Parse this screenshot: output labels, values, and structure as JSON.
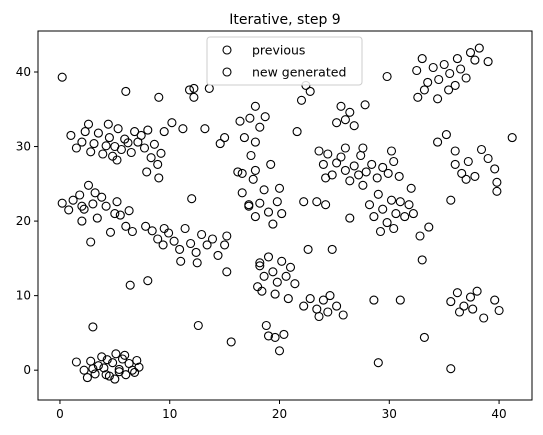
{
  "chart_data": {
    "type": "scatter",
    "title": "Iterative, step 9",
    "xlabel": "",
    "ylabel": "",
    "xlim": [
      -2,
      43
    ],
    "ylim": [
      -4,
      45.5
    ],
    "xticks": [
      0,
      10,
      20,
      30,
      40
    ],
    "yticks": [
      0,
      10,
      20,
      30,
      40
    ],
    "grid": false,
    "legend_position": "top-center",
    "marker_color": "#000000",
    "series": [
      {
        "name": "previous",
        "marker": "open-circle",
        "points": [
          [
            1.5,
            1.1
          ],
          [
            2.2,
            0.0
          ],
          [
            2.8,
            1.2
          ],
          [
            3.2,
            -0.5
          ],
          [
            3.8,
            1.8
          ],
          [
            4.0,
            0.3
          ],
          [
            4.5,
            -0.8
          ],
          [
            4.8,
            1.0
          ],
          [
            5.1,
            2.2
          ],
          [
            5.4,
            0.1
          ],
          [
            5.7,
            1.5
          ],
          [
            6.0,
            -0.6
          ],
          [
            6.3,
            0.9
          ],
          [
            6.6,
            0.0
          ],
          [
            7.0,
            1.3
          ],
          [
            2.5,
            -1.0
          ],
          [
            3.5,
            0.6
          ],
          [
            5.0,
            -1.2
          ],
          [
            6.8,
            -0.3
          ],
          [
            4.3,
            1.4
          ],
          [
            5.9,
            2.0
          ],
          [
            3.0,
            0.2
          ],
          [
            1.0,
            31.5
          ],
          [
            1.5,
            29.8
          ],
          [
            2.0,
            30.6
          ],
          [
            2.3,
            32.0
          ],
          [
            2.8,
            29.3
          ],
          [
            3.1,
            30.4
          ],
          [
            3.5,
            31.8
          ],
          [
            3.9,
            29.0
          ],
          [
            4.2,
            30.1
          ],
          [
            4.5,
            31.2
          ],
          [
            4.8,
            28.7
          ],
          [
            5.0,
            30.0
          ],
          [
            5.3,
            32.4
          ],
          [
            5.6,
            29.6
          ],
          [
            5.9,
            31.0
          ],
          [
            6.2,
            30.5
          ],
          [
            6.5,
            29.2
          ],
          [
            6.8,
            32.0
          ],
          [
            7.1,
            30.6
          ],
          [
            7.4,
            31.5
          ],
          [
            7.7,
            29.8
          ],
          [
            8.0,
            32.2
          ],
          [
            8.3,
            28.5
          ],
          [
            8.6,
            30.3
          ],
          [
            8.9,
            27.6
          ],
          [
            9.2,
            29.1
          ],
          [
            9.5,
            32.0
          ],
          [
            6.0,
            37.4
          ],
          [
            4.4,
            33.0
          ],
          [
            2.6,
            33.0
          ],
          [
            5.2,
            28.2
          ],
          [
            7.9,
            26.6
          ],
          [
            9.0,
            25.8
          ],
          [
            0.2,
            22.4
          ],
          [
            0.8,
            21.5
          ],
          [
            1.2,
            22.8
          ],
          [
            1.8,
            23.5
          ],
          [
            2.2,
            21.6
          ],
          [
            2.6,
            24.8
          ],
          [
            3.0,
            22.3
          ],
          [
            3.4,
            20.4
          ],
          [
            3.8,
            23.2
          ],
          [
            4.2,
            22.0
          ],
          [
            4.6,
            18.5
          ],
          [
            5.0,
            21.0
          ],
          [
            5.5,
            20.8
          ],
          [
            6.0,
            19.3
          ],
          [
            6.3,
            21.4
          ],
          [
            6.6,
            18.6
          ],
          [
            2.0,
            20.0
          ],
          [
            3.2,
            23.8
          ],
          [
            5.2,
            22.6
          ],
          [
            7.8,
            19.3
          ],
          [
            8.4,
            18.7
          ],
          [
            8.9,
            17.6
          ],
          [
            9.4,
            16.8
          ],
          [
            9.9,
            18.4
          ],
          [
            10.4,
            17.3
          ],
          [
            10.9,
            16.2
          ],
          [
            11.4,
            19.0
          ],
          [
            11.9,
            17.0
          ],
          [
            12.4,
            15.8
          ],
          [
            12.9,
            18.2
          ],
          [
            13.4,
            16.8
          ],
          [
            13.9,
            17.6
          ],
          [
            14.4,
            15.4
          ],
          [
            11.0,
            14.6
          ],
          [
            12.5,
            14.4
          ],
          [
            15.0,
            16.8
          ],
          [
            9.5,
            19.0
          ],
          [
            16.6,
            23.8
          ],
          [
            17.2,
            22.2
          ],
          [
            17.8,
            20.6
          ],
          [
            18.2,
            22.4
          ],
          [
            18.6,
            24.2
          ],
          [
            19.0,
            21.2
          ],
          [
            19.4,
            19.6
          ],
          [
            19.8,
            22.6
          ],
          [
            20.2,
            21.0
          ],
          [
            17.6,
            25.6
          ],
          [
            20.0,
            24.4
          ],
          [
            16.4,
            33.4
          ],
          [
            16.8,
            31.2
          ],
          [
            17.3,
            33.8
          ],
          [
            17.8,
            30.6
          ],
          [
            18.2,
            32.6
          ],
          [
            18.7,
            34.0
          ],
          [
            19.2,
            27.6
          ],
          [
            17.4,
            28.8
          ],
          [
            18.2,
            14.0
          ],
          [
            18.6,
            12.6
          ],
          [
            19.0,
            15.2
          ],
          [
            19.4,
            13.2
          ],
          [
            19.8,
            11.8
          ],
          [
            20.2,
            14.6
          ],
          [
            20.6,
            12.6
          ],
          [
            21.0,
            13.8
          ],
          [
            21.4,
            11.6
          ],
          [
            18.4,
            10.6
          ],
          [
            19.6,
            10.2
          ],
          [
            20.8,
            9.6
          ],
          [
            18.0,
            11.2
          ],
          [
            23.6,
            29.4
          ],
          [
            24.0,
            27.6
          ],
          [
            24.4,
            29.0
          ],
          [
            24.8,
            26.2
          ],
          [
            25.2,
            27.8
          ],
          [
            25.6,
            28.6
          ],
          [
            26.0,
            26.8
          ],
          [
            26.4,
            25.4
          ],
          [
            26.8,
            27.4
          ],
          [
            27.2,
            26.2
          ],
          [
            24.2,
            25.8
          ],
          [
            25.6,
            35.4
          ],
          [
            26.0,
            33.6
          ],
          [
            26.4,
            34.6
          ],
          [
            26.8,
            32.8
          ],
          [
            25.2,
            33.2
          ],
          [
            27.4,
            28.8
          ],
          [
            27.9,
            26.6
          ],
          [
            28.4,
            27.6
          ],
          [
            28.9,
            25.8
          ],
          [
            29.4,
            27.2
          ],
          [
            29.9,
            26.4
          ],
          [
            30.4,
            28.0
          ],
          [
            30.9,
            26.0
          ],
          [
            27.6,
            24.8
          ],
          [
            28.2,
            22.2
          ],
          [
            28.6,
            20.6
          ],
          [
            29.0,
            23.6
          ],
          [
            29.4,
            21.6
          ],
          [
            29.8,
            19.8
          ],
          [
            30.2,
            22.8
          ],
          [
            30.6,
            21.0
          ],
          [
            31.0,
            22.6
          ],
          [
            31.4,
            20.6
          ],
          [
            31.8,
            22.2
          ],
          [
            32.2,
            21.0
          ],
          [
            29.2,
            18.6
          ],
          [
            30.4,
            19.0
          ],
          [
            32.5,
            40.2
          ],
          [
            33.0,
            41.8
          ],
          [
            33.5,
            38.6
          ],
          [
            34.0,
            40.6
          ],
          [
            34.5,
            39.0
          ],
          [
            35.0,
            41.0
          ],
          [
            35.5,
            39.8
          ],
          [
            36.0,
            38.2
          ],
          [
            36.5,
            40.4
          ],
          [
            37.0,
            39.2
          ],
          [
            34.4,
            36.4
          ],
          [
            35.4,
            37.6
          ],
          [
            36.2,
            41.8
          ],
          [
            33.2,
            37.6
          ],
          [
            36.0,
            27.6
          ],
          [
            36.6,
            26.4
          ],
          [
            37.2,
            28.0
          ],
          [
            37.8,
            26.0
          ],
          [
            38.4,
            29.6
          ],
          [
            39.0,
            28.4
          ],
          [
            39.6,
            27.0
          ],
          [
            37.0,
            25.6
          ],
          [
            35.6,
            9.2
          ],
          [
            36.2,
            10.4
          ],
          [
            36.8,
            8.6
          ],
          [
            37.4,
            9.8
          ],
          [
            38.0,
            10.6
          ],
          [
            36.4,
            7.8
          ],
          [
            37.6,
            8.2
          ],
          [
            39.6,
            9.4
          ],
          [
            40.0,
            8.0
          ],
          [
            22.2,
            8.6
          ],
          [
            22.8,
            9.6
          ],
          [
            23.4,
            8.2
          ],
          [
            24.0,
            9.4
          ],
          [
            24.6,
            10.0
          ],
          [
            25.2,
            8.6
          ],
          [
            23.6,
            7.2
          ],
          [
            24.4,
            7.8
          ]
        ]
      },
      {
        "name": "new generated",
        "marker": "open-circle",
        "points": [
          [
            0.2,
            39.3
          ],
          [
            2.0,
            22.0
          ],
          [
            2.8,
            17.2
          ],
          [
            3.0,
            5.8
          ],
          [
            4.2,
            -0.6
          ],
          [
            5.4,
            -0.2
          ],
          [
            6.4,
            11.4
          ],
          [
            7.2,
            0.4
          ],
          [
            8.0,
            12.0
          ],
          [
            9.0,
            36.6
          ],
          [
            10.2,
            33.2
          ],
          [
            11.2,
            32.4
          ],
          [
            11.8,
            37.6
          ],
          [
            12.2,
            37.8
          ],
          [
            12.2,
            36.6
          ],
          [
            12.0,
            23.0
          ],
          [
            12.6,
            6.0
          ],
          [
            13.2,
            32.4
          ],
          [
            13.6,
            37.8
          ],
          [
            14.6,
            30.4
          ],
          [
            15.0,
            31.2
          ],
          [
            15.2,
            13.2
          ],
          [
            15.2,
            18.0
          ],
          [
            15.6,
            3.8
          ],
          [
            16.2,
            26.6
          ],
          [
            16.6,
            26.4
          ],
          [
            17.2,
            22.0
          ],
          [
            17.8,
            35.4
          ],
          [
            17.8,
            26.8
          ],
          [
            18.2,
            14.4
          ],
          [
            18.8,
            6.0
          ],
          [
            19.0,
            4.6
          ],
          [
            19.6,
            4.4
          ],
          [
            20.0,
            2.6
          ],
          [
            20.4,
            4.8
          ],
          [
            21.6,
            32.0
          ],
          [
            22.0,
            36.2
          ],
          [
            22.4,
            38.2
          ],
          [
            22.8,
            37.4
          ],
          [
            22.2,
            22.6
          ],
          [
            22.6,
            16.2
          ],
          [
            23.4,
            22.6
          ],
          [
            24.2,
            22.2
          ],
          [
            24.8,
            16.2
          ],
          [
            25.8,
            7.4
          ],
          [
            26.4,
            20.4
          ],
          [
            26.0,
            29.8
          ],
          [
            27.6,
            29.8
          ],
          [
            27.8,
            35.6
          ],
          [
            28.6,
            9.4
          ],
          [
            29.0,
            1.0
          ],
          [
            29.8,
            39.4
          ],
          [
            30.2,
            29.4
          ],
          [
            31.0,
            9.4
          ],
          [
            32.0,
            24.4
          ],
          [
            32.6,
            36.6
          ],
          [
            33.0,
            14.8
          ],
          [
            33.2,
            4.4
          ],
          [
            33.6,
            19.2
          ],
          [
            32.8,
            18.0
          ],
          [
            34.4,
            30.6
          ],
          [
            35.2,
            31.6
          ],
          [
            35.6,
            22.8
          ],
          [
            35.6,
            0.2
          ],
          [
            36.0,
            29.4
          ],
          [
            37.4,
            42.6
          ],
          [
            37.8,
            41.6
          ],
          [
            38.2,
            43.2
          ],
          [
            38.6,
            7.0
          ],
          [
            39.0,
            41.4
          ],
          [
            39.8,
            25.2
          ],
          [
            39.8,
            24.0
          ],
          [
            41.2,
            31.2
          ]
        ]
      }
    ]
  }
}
###
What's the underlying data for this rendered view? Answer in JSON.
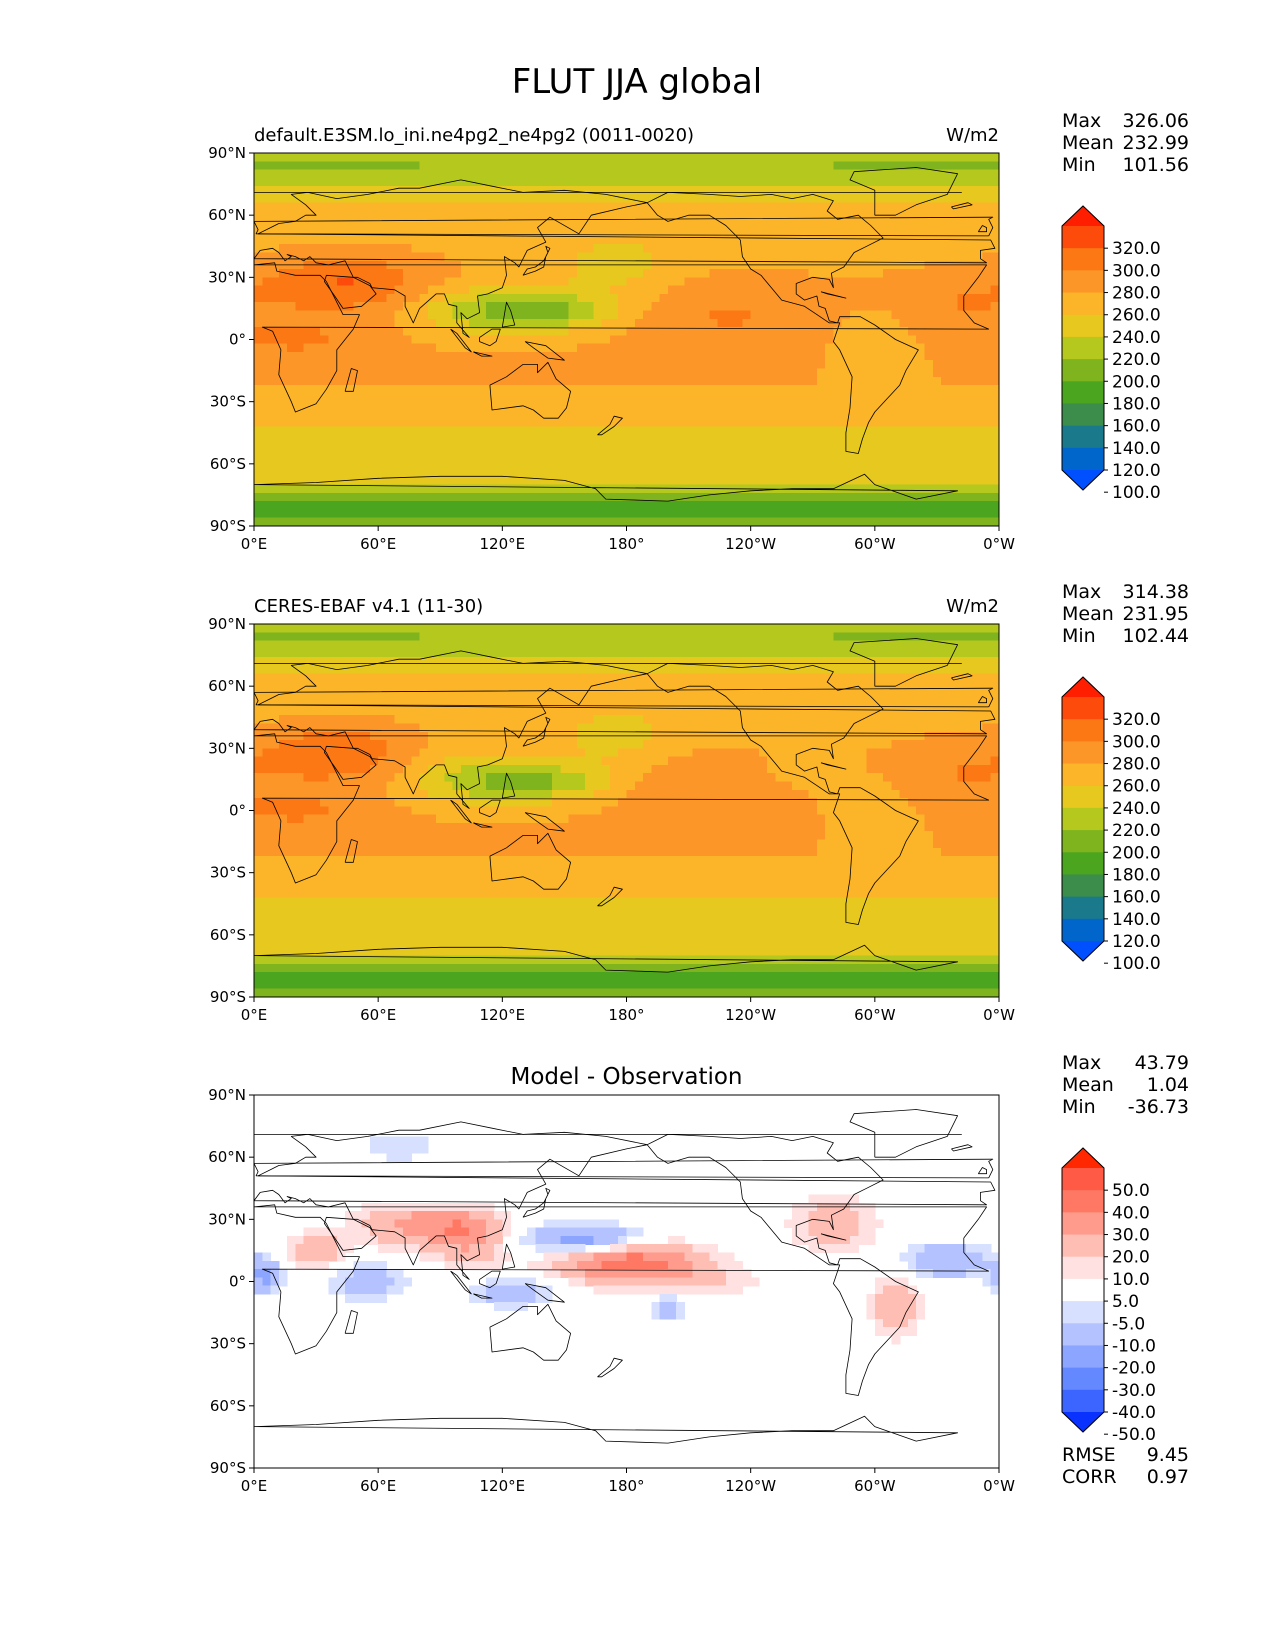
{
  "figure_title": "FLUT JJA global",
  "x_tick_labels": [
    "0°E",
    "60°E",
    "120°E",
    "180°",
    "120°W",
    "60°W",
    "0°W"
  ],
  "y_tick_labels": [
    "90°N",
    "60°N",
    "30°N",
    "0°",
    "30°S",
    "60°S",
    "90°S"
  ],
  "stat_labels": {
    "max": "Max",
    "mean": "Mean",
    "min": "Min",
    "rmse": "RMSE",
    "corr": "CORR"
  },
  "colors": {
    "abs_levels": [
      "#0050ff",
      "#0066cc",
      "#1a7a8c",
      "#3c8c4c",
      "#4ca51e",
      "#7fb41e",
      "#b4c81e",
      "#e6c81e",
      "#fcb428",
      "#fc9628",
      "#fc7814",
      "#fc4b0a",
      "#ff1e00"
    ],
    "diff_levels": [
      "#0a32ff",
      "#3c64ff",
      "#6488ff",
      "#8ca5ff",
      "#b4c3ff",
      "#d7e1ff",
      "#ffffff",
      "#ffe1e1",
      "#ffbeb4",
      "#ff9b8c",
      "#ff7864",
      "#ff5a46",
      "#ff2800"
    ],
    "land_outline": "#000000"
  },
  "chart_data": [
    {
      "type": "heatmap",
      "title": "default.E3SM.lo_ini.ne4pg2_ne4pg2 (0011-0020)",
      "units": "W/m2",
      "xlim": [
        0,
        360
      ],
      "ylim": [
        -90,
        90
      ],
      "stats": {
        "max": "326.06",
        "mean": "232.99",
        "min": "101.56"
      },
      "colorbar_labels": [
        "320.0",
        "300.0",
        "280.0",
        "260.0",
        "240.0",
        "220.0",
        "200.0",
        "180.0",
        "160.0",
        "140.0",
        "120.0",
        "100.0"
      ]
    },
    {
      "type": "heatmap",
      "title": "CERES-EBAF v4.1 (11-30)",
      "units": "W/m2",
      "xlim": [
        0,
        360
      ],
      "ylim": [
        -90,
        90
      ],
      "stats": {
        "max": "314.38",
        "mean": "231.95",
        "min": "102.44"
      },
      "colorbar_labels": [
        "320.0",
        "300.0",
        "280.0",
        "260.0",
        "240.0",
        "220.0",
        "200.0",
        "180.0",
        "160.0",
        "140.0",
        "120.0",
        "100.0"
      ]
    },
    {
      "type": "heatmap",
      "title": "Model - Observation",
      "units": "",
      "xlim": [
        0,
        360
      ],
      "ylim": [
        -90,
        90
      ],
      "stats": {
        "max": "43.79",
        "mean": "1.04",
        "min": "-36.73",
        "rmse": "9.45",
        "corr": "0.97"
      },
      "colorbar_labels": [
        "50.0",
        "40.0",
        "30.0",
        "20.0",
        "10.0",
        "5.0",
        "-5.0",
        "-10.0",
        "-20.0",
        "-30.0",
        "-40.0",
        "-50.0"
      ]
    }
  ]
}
###
Find each line holding the string "JSON" and copy it out.

RESPONSE BELOW -
Parse this screenshot: output labels, values, and structure as JSON.
What's the underlying data for this rendered view? Answer in JSON.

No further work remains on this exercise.